** Start of DATASET EXCERPTS **
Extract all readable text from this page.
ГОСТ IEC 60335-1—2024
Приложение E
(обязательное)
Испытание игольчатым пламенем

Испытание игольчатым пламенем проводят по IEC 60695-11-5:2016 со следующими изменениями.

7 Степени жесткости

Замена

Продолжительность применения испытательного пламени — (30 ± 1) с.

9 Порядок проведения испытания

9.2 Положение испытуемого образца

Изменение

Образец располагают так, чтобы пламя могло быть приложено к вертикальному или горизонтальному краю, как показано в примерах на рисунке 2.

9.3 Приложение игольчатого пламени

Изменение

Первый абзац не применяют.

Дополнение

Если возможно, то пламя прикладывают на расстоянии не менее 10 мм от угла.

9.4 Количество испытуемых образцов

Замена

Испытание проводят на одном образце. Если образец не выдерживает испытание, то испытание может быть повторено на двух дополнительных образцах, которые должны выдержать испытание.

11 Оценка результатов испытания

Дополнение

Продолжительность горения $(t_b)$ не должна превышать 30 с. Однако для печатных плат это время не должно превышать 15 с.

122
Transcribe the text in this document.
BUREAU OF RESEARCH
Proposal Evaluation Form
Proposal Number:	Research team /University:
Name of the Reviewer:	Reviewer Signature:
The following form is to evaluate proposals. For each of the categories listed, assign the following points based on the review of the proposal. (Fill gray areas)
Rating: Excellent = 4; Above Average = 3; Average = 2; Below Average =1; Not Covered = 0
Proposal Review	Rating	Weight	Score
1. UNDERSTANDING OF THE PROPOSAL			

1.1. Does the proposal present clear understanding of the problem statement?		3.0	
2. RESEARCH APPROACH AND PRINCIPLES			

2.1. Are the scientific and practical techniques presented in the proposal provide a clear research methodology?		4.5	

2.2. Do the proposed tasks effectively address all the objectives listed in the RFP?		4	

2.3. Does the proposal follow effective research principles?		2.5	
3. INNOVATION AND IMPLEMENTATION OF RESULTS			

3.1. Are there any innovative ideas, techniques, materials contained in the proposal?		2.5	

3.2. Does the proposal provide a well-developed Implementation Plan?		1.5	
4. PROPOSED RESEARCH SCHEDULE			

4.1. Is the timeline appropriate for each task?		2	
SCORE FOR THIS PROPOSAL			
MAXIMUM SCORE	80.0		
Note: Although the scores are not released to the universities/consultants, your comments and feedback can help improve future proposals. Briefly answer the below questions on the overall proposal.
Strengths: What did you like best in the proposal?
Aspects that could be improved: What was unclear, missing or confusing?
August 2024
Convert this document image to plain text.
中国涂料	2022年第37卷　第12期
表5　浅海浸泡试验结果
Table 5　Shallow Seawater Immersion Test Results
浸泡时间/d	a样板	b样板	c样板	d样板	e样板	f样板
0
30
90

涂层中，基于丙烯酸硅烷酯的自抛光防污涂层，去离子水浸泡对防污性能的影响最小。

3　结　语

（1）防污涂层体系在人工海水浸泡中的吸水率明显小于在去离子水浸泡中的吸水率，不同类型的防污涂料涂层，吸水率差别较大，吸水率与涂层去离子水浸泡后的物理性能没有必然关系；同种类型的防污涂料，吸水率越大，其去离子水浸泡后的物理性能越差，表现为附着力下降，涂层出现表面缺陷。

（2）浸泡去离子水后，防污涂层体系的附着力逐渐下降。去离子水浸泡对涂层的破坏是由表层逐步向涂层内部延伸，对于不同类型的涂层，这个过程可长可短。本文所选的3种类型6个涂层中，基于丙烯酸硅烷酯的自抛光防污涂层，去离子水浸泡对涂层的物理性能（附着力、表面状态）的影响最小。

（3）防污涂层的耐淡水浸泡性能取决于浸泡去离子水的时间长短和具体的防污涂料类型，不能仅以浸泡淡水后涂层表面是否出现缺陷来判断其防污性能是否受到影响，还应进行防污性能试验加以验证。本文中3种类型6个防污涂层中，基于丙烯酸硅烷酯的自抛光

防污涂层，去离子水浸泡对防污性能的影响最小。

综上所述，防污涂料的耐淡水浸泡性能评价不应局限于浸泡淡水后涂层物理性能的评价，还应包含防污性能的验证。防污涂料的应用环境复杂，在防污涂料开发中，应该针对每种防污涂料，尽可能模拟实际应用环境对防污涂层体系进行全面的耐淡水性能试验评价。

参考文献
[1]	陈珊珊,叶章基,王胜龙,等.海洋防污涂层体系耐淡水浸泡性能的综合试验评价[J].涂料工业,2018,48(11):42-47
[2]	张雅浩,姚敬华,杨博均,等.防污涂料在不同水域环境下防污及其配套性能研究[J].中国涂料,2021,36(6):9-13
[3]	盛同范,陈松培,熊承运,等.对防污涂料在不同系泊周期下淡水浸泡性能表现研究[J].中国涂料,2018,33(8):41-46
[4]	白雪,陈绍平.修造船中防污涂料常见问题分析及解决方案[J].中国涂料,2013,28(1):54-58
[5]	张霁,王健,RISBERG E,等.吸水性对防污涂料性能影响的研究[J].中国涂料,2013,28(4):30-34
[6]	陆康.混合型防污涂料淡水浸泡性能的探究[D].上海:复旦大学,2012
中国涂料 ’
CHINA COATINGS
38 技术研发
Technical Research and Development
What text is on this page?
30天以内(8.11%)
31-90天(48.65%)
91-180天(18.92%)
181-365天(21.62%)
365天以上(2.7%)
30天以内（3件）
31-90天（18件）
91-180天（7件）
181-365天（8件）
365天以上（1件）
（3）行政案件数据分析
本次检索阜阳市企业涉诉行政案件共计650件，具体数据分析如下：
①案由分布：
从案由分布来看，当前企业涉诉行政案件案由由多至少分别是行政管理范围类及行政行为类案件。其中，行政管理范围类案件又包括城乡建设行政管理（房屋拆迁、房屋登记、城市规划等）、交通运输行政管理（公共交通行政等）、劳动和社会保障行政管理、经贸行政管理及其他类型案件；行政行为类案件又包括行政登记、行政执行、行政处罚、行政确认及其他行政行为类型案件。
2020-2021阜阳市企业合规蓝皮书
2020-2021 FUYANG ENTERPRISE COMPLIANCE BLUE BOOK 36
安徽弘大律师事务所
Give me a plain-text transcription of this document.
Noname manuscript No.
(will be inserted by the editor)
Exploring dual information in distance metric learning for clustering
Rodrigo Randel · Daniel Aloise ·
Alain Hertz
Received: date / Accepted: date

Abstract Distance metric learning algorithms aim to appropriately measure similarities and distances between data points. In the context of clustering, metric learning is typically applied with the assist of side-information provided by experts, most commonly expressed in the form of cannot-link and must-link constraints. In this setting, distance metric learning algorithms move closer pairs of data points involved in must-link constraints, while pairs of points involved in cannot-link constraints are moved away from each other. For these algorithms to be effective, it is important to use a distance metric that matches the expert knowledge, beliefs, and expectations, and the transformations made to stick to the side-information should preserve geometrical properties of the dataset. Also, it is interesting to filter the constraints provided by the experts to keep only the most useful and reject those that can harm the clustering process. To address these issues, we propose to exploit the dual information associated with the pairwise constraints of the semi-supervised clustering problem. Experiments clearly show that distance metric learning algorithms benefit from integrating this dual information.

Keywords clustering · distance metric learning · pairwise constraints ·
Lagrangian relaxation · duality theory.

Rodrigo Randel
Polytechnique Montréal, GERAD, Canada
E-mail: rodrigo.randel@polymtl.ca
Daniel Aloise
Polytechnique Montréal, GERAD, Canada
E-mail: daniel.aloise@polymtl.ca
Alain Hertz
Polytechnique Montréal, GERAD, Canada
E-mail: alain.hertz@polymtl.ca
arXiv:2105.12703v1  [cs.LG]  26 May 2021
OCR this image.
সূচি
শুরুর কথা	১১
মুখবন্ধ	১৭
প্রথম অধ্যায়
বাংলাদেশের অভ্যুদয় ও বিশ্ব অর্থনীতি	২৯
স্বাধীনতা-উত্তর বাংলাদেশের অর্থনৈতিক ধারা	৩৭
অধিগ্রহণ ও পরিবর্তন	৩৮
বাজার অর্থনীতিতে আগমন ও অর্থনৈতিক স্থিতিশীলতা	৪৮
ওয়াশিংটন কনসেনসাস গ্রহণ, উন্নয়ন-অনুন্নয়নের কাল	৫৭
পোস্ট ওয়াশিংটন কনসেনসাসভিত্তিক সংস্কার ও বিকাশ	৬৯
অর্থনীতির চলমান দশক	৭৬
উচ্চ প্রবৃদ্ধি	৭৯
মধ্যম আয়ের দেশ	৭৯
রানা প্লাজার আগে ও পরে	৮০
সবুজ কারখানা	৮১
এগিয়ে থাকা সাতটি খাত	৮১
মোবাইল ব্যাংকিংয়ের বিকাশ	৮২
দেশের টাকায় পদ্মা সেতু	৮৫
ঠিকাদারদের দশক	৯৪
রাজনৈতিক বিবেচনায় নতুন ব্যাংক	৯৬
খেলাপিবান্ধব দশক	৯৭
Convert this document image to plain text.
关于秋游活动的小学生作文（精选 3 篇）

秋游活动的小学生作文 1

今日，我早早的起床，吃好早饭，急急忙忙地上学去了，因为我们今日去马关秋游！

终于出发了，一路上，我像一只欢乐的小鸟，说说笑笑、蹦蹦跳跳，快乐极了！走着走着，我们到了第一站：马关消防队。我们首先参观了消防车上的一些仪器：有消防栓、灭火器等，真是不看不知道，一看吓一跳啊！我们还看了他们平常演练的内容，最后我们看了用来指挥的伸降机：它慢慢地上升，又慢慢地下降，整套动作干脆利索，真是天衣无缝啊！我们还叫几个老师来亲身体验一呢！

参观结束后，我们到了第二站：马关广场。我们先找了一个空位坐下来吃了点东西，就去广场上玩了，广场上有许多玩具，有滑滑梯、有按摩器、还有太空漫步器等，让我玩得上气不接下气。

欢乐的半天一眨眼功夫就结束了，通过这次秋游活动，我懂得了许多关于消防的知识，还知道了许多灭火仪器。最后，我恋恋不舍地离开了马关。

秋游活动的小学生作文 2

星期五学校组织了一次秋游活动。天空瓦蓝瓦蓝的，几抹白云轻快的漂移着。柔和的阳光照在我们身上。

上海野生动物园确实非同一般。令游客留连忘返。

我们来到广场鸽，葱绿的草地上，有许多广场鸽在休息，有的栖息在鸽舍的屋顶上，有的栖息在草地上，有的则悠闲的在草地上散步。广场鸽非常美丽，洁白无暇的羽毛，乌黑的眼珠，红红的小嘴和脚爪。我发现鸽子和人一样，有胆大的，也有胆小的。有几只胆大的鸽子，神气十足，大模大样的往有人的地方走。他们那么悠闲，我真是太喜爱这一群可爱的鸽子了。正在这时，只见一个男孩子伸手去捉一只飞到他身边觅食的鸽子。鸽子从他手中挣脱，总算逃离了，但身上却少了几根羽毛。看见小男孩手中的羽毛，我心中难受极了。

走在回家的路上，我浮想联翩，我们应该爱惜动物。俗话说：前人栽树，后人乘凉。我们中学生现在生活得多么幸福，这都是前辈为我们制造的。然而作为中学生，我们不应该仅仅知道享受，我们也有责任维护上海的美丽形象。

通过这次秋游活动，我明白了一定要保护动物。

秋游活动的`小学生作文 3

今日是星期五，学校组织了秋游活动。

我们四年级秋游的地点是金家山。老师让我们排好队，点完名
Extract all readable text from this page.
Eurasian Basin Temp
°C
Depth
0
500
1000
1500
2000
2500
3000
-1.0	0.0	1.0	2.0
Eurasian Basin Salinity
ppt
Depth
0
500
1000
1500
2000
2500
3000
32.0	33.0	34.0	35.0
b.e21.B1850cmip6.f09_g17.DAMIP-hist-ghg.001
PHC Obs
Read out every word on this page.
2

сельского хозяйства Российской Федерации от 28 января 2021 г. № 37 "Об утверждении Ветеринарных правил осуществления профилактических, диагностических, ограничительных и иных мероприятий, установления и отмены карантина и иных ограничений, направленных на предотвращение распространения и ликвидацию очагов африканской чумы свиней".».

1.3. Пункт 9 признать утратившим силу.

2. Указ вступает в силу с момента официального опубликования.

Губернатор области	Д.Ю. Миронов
** End of DATASET EXCERPTS **
Copy all the lines above that hold the string "Продолжительность".

◆ TASK ANSWER ◆
Продолжительность применения испытательного пламени — (30 ± 1) с.
Продолжительность горения $(t_b)$ не должна превышать 30 с. Однако для печатных плат это время не должно превышать 15 с.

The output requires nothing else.